**EXERCISE INSTRUCTIONS:** Determine how many lines of this material contain "DİYALİZ". Give only the number.

**SUPPLIED DATA:**
-----

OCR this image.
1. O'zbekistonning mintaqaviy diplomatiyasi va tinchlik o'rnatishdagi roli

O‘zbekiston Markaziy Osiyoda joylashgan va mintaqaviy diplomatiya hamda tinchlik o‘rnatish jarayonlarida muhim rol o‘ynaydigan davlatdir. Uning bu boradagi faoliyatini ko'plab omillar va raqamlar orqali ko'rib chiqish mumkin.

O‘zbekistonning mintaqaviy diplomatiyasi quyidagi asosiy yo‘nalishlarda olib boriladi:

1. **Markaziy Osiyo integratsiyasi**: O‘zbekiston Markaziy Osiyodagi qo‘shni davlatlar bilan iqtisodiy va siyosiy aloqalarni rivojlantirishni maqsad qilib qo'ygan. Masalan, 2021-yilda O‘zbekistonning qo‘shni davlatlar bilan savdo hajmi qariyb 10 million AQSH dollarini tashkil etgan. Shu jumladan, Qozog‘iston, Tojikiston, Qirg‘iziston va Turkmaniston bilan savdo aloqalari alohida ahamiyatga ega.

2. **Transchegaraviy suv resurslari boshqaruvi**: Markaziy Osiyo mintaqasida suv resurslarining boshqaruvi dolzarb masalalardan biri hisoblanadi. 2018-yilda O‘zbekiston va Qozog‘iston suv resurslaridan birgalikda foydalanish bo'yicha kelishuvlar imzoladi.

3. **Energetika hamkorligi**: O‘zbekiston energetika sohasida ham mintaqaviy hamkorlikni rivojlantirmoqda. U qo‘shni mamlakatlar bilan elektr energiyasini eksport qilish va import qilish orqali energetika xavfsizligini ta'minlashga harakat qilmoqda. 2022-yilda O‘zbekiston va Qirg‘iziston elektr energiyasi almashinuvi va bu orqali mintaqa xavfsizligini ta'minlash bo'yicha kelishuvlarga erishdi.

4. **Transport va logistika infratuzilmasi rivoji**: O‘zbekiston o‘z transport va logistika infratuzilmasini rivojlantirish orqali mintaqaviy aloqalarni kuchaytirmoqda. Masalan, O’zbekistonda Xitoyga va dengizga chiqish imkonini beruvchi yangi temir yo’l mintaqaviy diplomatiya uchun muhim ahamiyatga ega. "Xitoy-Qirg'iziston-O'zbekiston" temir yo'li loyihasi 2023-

-----

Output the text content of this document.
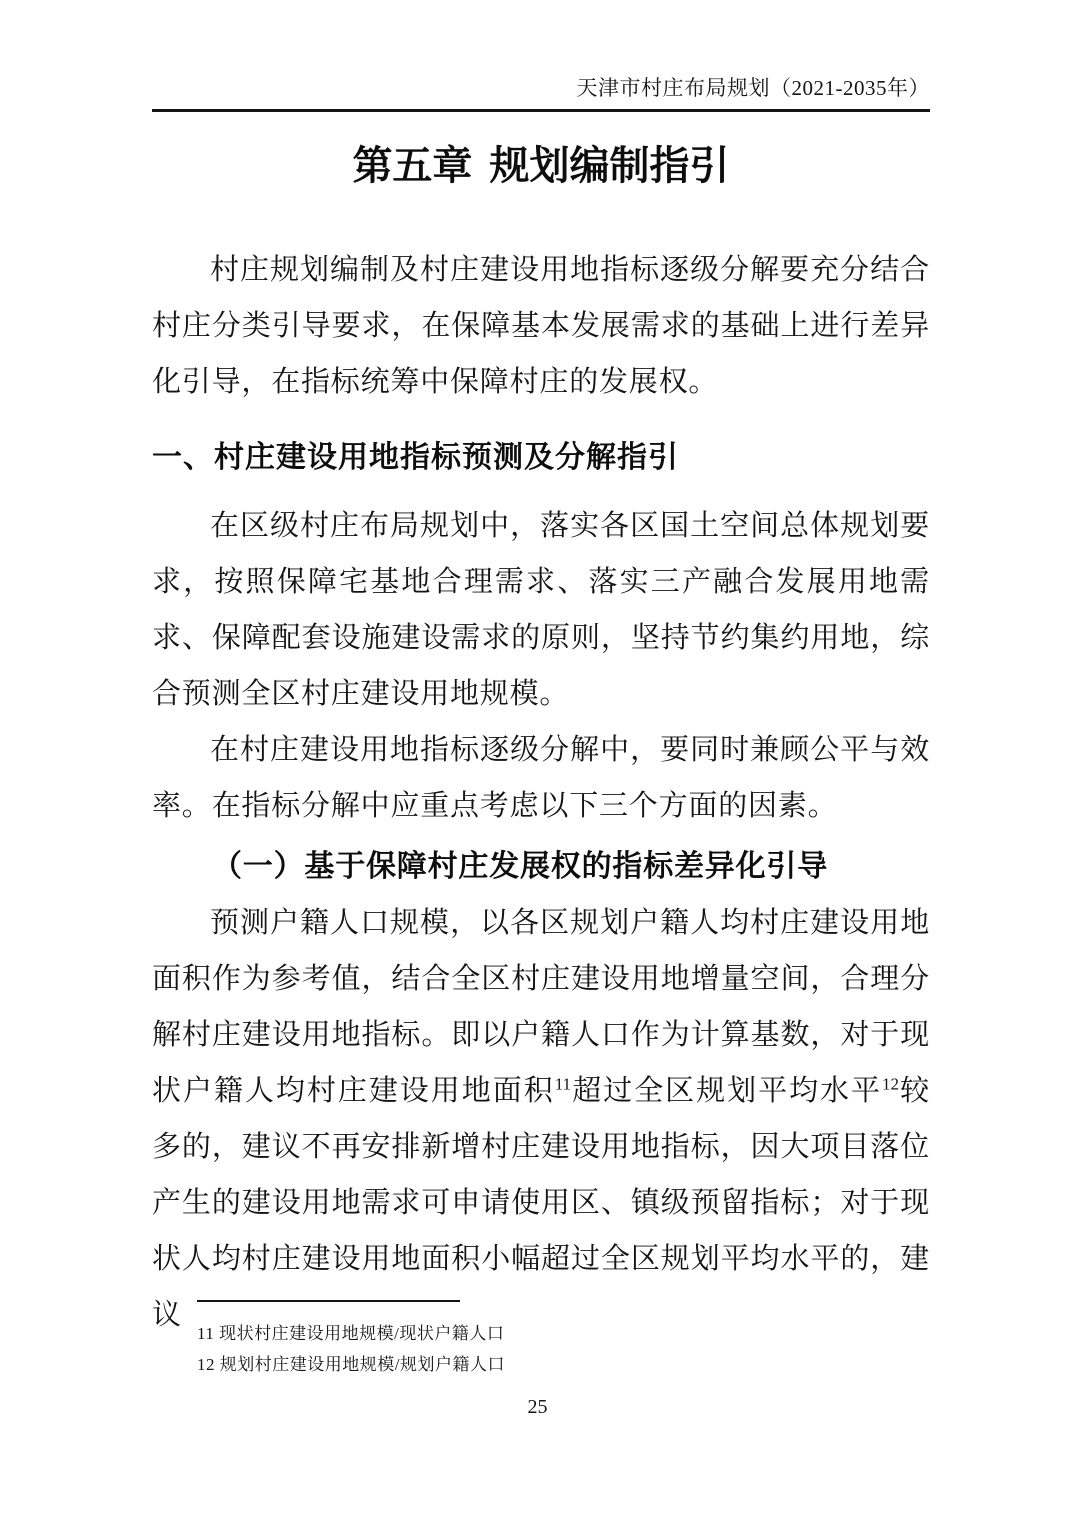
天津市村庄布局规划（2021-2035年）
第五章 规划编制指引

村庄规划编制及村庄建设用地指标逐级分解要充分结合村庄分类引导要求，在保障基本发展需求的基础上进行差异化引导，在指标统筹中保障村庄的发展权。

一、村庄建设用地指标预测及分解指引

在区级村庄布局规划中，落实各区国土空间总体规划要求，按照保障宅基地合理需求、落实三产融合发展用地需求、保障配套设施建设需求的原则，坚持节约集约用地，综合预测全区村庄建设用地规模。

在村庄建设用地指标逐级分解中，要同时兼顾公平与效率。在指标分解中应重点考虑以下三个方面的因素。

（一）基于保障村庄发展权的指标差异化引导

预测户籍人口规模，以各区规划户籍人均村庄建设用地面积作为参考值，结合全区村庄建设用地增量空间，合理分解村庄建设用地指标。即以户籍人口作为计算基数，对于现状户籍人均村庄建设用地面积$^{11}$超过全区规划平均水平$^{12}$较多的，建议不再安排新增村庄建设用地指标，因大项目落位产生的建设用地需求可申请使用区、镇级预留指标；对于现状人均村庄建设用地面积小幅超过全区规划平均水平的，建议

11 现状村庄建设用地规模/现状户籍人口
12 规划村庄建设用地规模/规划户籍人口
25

-----

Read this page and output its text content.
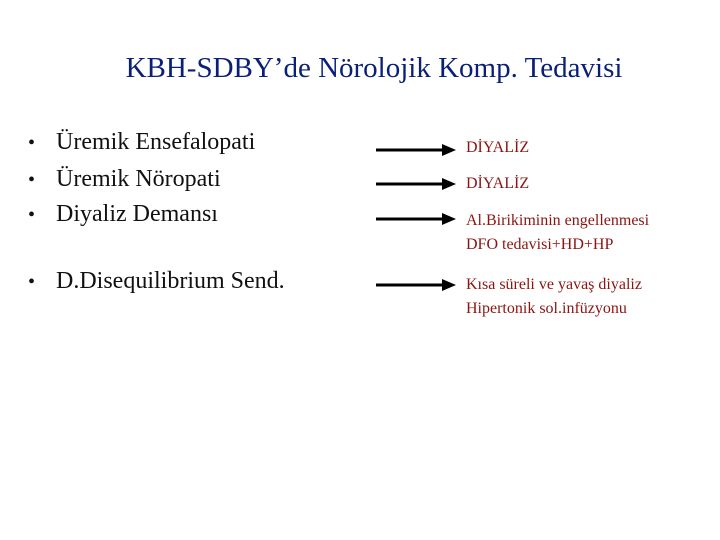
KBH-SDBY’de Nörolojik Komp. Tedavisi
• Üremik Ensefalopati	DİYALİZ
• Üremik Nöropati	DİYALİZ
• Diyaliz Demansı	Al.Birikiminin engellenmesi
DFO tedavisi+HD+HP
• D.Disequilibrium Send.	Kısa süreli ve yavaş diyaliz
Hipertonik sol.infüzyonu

-----

**TASK RESPONSE:** 2